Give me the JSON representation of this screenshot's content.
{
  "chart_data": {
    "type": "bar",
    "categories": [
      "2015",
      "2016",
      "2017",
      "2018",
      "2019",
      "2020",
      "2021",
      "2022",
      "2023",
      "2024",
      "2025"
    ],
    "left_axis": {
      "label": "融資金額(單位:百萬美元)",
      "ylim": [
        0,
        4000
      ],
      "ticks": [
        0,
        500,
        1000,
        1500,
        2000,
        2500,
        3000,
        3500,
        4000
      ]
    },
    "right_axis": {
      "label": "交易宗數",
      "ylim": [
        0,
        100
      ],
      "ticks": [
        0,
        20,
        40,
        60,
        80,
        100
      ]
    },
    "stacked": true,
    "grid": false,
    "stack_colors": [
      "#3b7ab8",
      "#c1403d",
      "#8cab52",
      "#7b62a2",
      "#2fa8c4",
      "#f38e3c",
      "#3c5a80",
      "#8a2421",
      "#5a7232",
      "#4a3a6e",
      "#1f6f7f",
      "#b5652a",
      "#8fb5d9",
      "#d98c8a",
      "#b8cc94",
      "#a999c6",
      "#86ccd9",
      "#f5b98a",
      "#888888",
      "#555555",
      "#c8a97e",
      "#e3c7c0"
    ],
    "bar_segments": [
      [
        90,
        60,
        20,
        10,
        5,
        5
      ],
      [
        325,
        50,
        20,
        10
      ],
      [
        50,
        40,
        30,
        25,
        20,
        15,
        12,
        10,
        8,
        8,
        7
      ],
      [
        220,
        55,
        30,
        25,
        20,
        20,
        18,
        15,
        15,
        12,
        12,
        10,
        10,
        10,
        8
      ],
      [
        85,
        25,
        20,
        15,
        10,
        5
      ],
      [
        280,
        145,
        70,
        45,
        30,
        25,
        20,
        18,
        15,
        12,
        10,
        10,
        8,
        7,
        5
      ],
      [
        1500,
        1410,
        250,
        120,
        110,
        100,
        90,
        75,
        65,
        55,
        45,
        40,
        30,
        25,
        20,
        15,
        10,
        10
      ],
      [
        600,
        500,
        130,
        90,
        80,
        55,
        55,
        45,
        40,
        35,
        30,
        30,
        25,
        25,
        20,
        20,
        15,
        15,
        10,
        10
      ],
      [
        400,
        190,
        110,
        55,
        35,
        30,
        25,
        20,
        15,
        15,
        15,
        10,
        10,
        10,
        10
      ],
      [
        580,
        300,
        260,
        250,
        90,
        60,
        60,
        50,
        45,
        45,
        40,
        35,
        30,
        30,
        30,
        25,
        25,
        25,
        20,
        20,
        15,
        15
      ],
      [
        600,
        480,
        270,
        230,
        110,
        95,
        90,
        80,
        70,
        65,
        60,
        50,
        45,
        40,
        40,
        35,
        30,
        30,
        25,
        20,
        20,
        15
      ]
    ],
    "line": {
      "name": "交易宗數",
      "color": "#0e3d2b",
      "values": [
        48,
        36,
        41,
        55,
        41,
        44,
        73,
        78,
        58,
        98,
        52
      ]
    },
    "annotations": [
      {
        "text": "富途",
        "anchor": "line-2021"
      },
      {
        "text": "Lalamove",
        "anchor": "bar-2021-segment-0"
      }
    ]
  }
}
········
> Request:
Copy out each record exactly as given, omitting none.

> Result of the task:
Give me the JSON representation of this screenshot's content.
{
  "chart_data": {
    "type": "bar",
    "categories": [
      "2015",
      "2016",
      "2017",
      "2018",
      "2019",
      "2020",
      "2021",
      "2022",
      "2023",
      "2024",
      "2025"
    ],
    "left_axis": {
      "label": "融資金額(單位:百萬美元)",
      "ylim": [
        0,
        4000
      ],
      "ticks": [
        0,
        500,
        1000,
        1500,
        2000,
        2500,
        3000,
        3500,
        4000
      ]
    },
    "right_axis": {
      "label": "交易宗數",
      "ylim": [
        0,
        100
      ],
      "ticks": [
        0,
        20,
        40,
        60,
        80,
        100
      ]
    },
    "stacked": true,
    "grid": false,
    "stack_colors": [
      "#3b7ab8",
      "#c1403d",
      "#8cab52",
      "#7b62a2",
      "#2fa8c4",
      "#f38e3c",
      "#3c5a80",
      "#8a2421",
      "#5a7232",
      "#4a3a6e",
      "#1f6f7f",
      "#b5652a",
      "#8fb5d9",
      "#d98c8a",
      "#b8cc94",
      "#a999c6",
      "#86ccd9",
      "#f5b98a",
      "#888888",
      "#555555",
      "#c8a97e",
      "#e3c7c0"
    ],
    "bar_segments": [
      [
        90,
        60,
        20,
        10,
        5,
        5
      ],
      [
        325,
        50,
        20,
        10
      ],
      [
        50,
        40,
        30,
        25,
        20,
        15,
        12,
        10,
        8,
        8,
        7
      ],
      [
        220,
        55,
        30,
        25,
        20,
        20,
        18,
        15,
        15,
        12,
        12,
        10,
        10,
        10,
        8
      ],
      [
        85,
        25,
        20,
        15,
        10,
        5
      ],
      [
        280,
        145,
        70,
        45,
        30,
        25,
        20,
        18,
        15,
        12,
        10,
        10,
        8,
        7,
        5
      ],
      [
        1500,
        1410,
        250,
        120,
        110,
        100,
        90,
        75,
        65,
        55,
        45,
        40,
        30,
        25,
        20,
        15,
        10,
        10
      ],
      [
        600,
        500,
        130,
        90,
        80,
        55,
        55,
        45,
        40,
        35,
        30,
        30,
        25,
        25,
        20,
        20,
        15,
        15,
        10,
        10
      ],
      [
        400,
        190,
        110,
        55,
        35,
        30,
        25,
        20,
        15,
        15,
        15,
        10,
        10,
        10,
        10
      ],
      [
        580,
        300,
        260,
        250,
        90,
        60,
        60,
        50,
        45,
        45,
        40,
        35,
        30,
        30,
        30,
        25,
        25,
        25,
        20,
        20,
        15,
        15
      ],
      [
        600,
        480,
        270,
        230,
        110,
        95,
        90,
        80,
        70,
        65,
        60,
        50,
        45,
        40,
        40,
        35,
        30,
        30,
        25,
        20,
        20,
        15
      ]
    ],
    "line": {
      "name": "交易宗數",
      "color": "#0e3d2b",
      "values": [
        48,
        36,
        41,
        55,
        41,
        44,
        73,
        78,
        58,
        98,
        52
      ]
    },
    "annotations": [
      {
        "text": "富途",
        "anchor": "line-2021"
      },
      {
        "text": "Lalamove",
        "anchor": "bar-2021-segment-0"
      }
    ]
  }
}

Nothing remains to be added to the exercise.